Task brief - Copy each line in which the string "level" occurs.

Task input -
..............................

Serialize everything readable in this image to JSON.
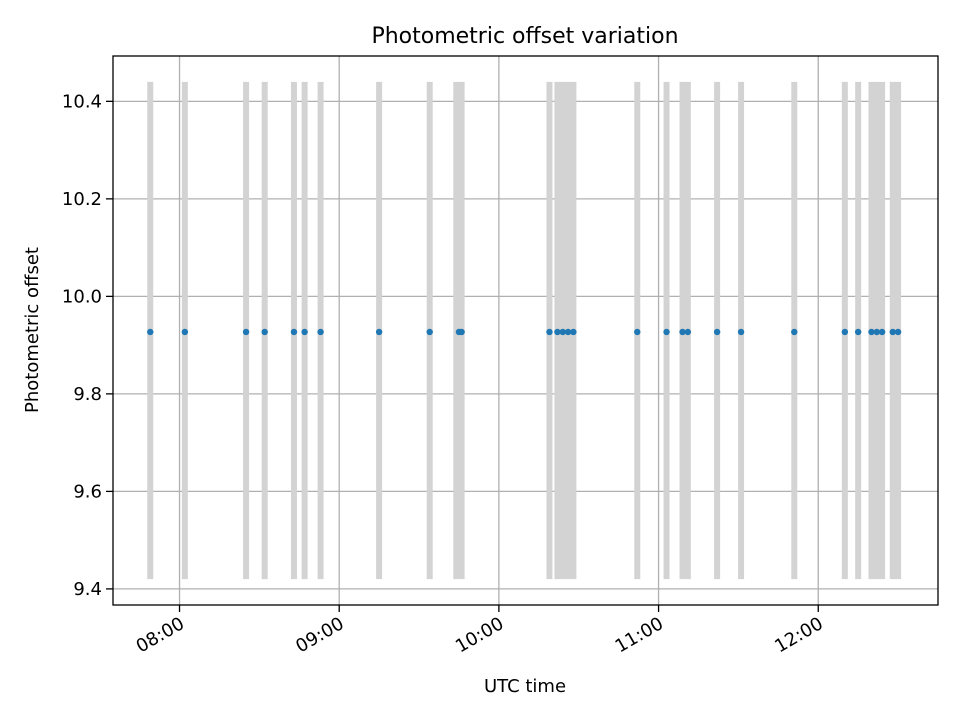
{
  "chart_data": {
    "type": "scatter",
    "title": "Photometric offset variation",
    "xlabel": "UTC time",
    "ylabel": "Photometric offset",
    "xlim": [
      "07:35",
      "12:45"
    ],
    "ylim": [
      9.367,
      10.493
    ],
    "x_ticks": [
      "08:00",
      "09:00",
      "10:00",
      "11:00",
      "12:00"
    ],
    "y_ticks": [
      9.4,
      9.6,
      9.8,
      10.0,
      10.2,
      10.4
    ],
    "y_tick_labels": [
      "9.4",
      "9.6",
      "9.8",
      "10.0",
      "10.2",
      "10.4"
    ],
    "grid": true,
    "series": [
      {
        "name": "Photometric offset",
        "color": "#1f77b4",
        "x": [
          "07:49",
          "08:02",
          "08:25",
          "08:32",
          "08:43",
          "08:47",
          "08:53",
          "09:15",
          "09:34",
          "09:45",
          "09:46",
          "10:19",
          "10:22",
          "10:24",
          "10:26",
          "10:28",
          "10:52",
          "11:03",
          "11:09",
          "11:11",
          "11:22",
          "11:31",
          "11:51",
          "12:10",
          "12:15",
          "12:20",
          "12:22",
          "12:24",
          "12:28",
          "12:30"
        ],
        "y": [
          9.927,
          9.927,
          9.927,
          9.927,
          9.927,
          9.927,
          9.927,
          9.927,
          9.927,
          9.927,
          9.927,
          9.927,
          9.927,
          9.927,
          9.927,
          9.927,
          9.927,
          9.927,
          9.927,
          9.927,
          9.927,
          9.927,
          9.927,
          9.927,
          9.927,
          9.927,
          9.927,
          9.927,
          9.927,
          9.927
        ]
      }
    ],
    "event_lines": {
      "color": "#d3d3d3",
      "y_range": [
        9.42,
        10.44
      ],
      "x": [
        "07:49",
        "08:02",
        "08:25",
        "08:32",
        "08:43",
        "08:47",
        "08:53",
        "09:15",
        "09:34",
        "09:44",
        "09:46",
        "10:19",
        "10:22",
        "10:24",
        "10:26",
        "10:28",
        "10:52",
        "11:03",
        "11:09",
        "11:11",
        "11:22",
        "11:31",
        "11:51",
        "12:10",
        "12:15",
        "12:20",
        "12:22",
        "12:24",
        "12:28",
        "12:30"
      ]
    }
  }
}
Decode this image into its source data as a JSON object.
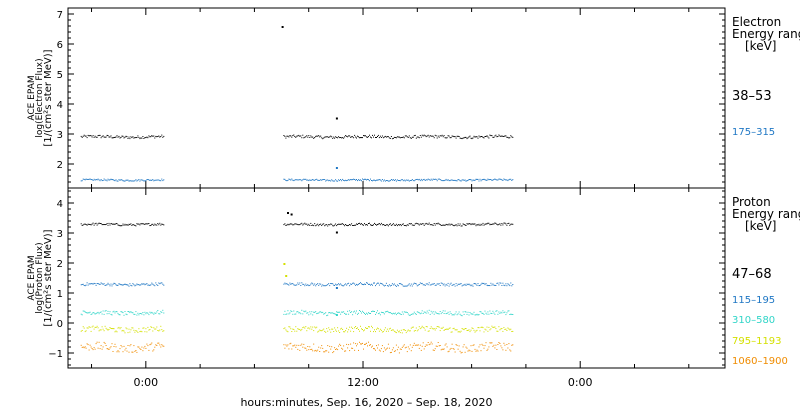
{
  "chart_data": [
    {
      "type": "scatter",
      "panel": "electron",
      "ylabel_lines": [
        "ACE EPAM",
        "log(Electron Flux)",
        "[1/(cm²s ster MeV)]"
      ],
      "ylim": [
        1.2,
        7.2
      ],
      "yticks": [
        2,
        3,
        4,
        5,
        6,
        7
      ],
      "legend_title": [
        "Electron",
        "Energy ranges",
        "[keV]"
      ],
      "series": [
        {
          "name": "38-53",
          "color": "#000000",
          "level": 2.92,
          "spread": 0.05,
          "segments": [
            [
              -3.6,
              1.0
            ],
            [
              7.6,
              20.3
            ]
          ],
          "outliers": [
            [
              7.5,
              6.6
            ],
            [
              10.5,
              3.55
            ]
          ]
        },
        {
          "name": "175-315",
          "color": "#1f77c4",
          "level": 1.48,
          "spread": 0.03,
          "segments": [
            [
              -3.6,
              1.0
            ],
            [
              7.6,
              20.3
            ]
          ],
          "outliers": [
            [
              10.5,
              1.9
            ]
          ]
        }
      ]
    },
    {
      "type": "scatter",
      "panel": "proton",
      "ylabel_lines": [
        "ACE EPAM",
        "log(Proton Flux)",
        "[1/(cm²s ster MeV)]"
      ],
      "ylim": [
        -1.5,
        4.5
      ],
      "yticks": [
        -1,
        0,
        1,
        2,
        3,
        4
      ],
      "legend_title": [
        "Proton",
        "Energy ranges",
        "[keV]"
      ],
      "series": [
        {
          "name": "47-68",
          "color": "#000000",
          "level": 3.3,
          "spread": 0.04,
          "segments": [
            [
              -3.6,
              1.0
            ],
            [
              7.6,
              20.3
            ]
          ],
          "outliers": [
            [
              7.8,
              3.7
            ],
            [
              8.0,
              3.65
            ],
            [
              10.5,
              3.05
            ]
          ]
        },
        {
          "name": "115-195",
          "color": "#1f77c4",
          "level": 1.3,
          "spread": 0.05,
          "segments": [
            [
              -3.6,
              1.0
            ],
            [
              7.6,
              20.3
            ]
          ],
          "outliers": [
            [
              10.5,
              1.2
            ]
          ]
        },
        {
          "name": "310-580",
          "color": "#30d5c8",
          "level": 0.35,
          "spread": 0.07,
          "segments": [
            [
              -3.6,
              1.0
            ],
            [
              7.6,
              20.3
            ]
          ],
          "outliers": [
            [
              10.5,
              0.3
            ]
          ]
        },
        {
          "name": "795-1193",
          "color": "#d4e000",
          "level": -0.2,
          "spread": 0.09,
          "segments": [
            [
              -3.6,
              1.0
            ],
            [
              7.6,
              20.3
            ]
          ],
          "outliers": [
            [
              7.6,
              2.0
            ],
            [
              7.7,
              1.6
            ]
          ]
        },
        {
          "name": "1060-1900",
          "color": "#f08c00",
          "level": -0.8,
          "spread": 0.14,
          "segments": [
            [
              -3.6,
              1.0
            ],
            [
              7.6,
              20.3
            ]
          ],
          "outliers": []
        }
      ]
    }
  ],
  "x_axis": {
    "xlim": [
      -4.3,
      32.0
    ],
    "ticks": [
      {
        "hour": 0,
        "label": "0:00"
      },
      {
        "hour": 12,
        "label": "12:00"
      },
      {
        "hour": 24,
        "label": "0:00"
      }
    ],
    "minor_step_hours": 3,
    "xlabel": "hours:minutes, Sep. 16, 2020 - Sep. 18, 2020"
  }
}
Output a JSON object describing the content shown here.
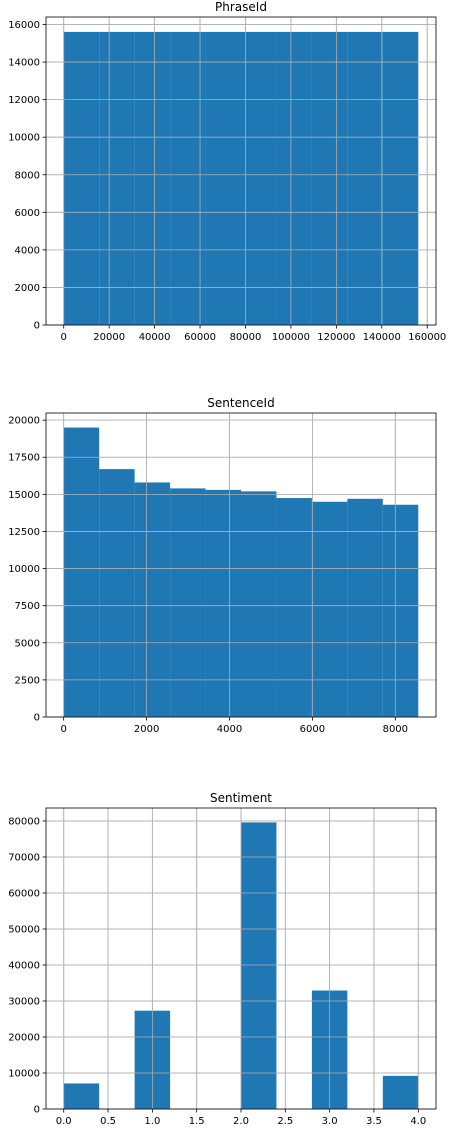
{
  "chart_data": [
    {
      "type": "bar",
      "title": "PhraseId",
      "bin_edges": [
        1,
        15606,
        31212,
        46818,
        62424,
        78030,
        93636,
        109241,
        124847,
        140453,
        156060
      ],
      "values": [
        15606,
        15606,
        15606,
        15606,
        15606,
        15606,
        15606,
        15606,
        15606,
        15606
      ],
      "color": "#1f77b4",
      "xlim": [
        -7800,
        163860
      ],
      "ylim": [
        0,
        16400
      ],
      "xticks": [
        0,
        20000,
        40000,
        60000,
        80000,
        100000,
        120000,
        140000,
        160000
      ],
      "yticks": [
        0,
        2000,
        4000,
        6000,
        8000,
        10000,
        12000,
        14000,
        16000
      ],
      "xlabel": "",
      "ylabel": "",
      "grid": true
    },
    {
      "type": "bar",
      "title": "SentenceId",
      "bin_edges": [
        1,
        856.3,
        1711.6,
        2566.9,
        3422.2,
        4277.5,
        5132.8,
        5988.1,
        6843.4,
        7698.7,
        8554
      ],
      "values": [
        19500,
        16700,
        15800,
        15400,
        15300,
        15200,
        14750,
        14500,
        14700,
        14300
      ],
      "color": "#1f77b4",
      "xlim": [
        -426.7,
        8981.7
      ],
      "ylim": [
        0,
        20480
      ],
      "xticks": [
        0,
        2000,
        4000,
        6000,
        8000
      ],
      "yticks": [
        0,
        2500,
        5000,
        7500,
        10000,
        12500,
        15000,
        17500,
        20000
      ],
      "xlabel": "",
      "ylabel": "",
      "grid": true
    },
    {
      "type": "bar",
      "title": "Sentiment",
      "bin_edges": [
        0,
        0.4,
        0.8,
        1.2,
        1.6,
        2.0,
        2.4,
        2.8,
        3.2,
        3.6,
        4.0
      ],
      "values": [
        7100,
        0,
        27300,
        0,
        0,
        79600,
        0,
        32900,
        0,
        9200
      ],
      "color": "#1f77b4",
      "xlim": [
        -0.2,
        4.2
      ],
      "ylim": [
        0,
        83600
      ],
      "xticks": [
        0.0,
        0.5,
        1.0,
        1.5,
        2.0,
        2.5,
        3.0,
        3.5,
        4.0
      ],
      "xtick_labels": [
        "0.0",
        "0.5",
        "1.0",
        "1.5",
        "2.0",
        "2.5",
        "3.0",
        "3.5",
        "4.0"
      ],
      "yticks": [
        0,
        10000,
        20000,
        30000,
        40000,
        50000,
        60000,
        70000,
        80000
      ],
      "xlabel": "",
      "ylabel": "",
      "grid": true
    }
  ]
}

..............................

Exercise output -
          "level": 2.92,
          "level": 1.48,
          "level": 3.3,
          "level": 1.3,
          "level": 0.35,
          "level": -0.2,
          "level": -0.8,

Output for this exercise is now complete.